====== Records provided ======

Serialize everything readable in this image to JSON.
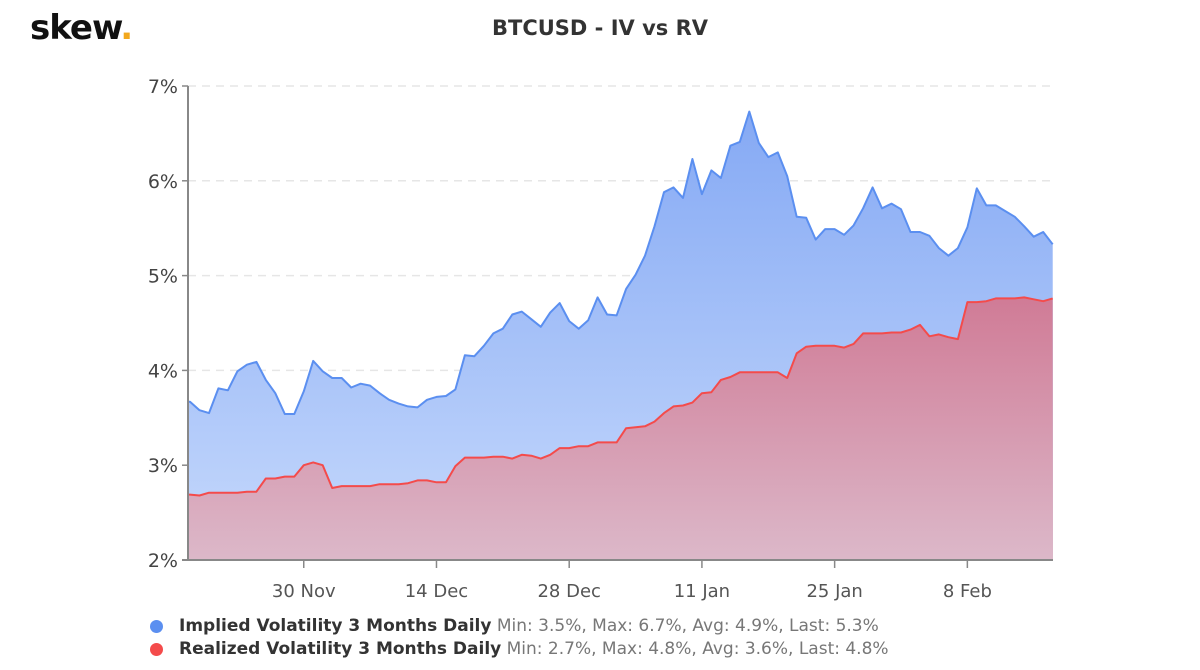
{
  "logo": {
    "text": "skew",
    "dot": "."
  },
  "chart_data": {
    "type": "area",
    "title": "BTCUSD - IV vs RV",
    "xlabel": "",
    "ylabel": "",
    "ylim": [
      2,
      7
    ],
    "yticks": [
      "2%",
      "3%",
      "4%",
      "5%",
      "6%",
      "7%"
    ],
    "xticks": [
      {
        "label": "30 Nov",
        "date": "30 Nov"
      },
      {
        "label": "14 Dec",
        "date": "14 Dec"
      },
      {
        "label": "28 Dec",
        "date": "28 Dec"
      },
      {
        "label": "11 Jan",
        "date": "11 Jan"
      },
      {
        "label": "25 Jan",
        "date": "25 Jan"
      },
      {
        "label": "8 Feb",
        "date": "8 Feb"
      }
    ],
    "x_range": [
      "18 Nov",
      "17 Feb"
    ],
    "grid": "horizontal dashed",
    "legend_placement": "bottom-left",
    "series": [
      {
        "name": "Implied Volatility 3 Months Daily",
        "stats": "Min: 3.5%, Max: 6.7%, Avg: 4.9%, Last: 5.3%",
        "color": "#5b8ff0",
        "values": [
          3.67,
          3.58,
          3.55,
          3.81,
          3.79,
          3.99,
          4.06,
          4.09,
          3.9,
          3.76,
          3.54,
          3.54,
          3.78,
          4.1,
          3.99,
          3.92,
          3.92,
          3.82,
          3.86,
          3.84,
          3.76,
          3.69,
          3.65,
          3.62,
          3.61,
          3.69,
          3.72,
          3.73,
          3.8,
          4.16,
          4.15,
          4.26,
          4.39,
          4.44,
          4.59,
          4.62,
          4.54,
          4.46,
          4.61,
          4.71,
          4.52,
          4.44,
          4.53,
          4.77,
          4.59,
          4.58,
          4.86,
          5.01,
          5.21,
          5.52,
          5.88,
          5.93,
          5.82,
          6.23,
          5.86,
          6.11,
          6.03,
          6.37,
          6.41,
          6.73,
          6.4,
          6.25,
          6.3,
          6.05,
          5.62,
          5.61,
          5.38,
          5.49,
          5.49,
          5.43,
          5.53,
          5.71,
          5.93,
          5.71,
          5.76,
          5.7,
          5.46,
          5.46,
          5.42,
          5.29,
          5.21,
          5.29,
          5.51,
          5.92,
          5.74,
          5.74,
          5.68,
          5.62,
          5.52,
          5.41,
          5.46,
          5.33
        ]
      },
      {
        "name": "Realized Volatility 3 Months Daily",
        "stats": "Min: 2.7%, Max: 4.8%, Avg: 3.6%, Last: 4.8%",
        "color": "#f44b4b",
        "values": [
          2.69,
          2.68,
          2.71,
          2.71,
          2.71,
          2.71,
          2.72,
          2.72,
          2.86,
          2.86,
          2.88,
          2.88,
          3.0,
          3.03,
          3.0,
          2.76,
          2.78,
          2.78,
          2.78,
          2.78,
          2.8,
          2.8,
          2.8,
          2.81,
          2.84,
          2.84,
          2.82,
          2.82,
          2.99,
          3.08,
          3.08,
          3.08,
          3.09,
          3.09,
          3.07,
          3.11,
          3.1,
          3.07,
          3.11,
          3.18,
          3.18,
          3.2,
          3.2,
          3.24,
          3.24,
          3.24,
          3.39,
          3.4,
          3.41,
          3.46,
          3.55,
          3.62,
          3.63,
          3.66,
          3.76,
          3.77,
          3.9,
          3.93,
          3.98,
          3.98,
          3.98,
          3.98,
          3.98,
          3.92,
          4.18,
          4.25,
          4.26,
          4.26,
          4.26,
          4.24,
          4.28,
          4.39,
          4.39,
          4.39,
          4.4,
          4.4,
          4.43,
          4.48,
          4.36,
          4.38,
          4.35,
          4.33,
          4.72,
          4.72,
          4.73,
          4.76,
          4.76,
          4.76,
          4.77,
          4.75,
          4.73,
          4.76
        ]
      }
    ]
  }
}
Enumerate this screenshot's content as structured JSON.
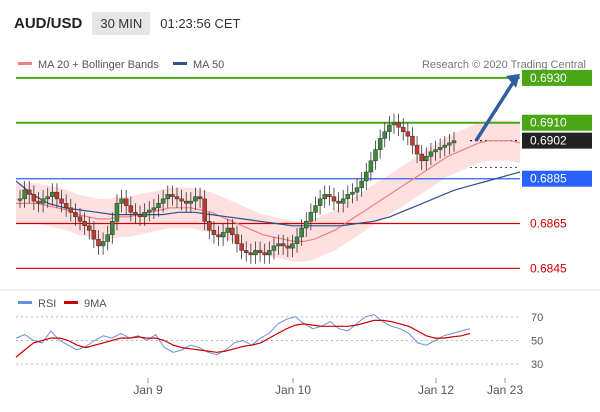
{
  "header": {
    "symbol": "AUD/USD",
    "timeframe": "30 MIN",
    "time": "01:23:56 CET"
  },
  "legend": {
    "ma20": {
      "label": "MA 20 + Bollinger Bands",
      "color": "#f08080"
    },
    "ma50": {
      "label": "MA 50",
      "color": "#2f4f8f"
    }
  },
  "credit": "Research © 2020 Trading Central",
  "rsi_legend": {
    "rsi": {
      "label": "RSI",
      "color": "#6b8fd6"
    },
    "ma9": {
      "label": "9MA",
      "color": "#cc0000"
    }
  },
  "chart_data": {
    "type": "line",
    "ylim": [
      0.6838,
      0.6938
    ],
    "levels": [
      {
        "value": 0.693,
        "label": "0.6930",
        "color": "#4aa614",
        "kind": "target"
      },
      {
        "value": 0.691,
        "label": "0.6910",
        "color": "#4aa614",
        "kind": "resistance"
      },
      {
        "value": 0.6902,
        "label": "0.6902",
        "color": "#222222",
        "kind": "last"
      },
      {
        "value": 0.6885,
        "label": "0.6885",
        "color": "#2962ff",
        "kind": "pivot"
      },
      {
        "value": 0.6865,
        "label": "0.6865",
        "color": "#cc0000",
        "kind": "support"
      },
      {
        "value": 0.6845,
        "label": "0.6845",
        "color": "#cc0000",
        "kind": "support"
      }
    ],
    "x_ticks": [
      "Jan 9",
      "Jan 10",
      "Jan 12",
      "Jan 23"
    ],
    "price": [
      0.6876,
      0.688,
      0.6878,
      0.6875,
      0.6874,
      0.6876,
      0.6877,
      0.6879,
      0.6876,
      0.6874,
      0.6872,
      0.687,
      0.6868,
      0.6866,
      0.6864,
      0.6862,
      0.6858,
      0.6855,
      0.6857,
      0.686,
      0.6866,
      0.6874,
      0.6876,
      0.6873,
      0.687,
      0.6869,
      0.6868,
      0.687,
      0.6871,
      0.6872,
      0.6874,
      0.6876,
      0.6878,
      0.6877,
      0.6876,
      0.6875,
      0.6874,
      0.6875,
      0.6877,
      0.6876,
      0.6866,
      0.6862,
      0.686,
      0.6859,
      0.6861,
      0.6863,
      0.686,
      0.6856,
      0.6853,
      0.6852,
      0.6851,
      0.6853,
      0.6852,
      0.6851,
      0.6853,
      0.6855,
      0.6856,
      0.6855,
      0.6854,
      0.6856,
      0.6859,
      0.6863,
      0.6866,
      0.687,
      0.6873,
      0.6876,
      0.6878,
      0.6877,
      0.6875,
      0.6874,
      0.6876,
      0.6878,
      0.6879,
      0.6881,
      0.6884,
      0.6888,
      0.6893,
      0.6898,
      0.6903,
      0.6906,
      0.6909,
      0.691,
      0.6908,
      0.6906,
      0.6904,
      0.69,
      0.6896,
      0.6893,
      0.6895,
      0.6897,
      0.6898,
      0.6899,
      0.69,
      0.6901,
      0.6902
    ],
    "ma20": [
      0.6874,
      0.6874,
      0.6874,
      0.6873,
      0.6872,
      0.6871,
      0.6869,
      0.6868,
      0.6867,
      0.6867,
      0.6868,
      0.6868,
      0.6869,
      0.687,
      0.6871,
      0.6872,
      0.6872,
      0.6872,
      0.6871,
      0.687,
      0.6868,
      0.6866,
      0.6864,
      0.6862,
      0.686,
      0.6859,
      0.6858,
      0.6857,
      0.6857,
      0.6858,
      0.686,
      0.6862,
      0.6865,
      0.6868,
      0.6871,
      0.6874,
      0.6877,
      0.688,
      0.6883,
      0.6886,
      0.6889,
      0.6892,
      0.6895,
      0.6897,
      0.6899,
      0.6901,
      0.6902,
      0.6902,
      0.6902,
      0.6901
    ],
    "ma50": [
      0.6884,
      0.6878,
      0.6874,
      0.6872,
      0.6871,
      0.687,
      0.6869,
      0.6869,
      0.6869,
      0.6869,
      0.687,
      0.687,
      0.6869,
      0.6868,
      0.6867,
      0.6866,
      0.6865,
      0.6864,
      0.6864,
      0.6864,
      0.6864,
      0.6865,
      0.6866,
      0.6868,
      0.6871,
      0.6874,
      0.6877,
      0.688,
      0.6882,
      0.6884,
      0.6886,
      0.6888
    ],
    "rsi": [
      52,
      55,
      50,
      48,
      58,
      50,
      46,
      42,
      45,
      50,
      54,
      52,
      56,
      52,
      54,
      50,
      55,
      44,
      40,
      42,
      46,
      44,
      40,
      38,
      42,
      48,
      50,
      46,
      52,
      56,
      64,
      68,
      70,
      64,
      60,
      62,
      66,
      60,
      58,
      64,
      70,
      72,
      66,
      62,
      60,
      56,
      48,
      46,
      50,
      54,
      56,
      58,
      60
    ],
    "rsi_ma9": [
      36,
      42,
      48,
      50,
      52,
      52,
      50,
      46,
      44,
      46,
      48,
      50,
      52,
      52,
      53,
      52,
      52,
      50,
      46,
      44,
      43,
      42,
      41,
      40,
      41,
      43,
      45,
      46,
      48,
      52,
      56,
      60,
      63,
      64,
      63,
      62,
      62,
      62,
      62,
      63,
      65,
      67,
      67,
      66,
      64,
      62,
      58,
      54,
      52,
      52,
      53,
      54,
      56
    ],
    "rsi_levels": [
      30,
      50,
      70
    ],
    "rsi_ylim": [
      20,
      80
    ]
  }
}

======

# What is expected
Display every line of the listing that contains the string "name".

# Result of the exercise
        "name": "Implied Volatility 3 Months Daily",
        "name": "Realized Volatility 3 Months Daily",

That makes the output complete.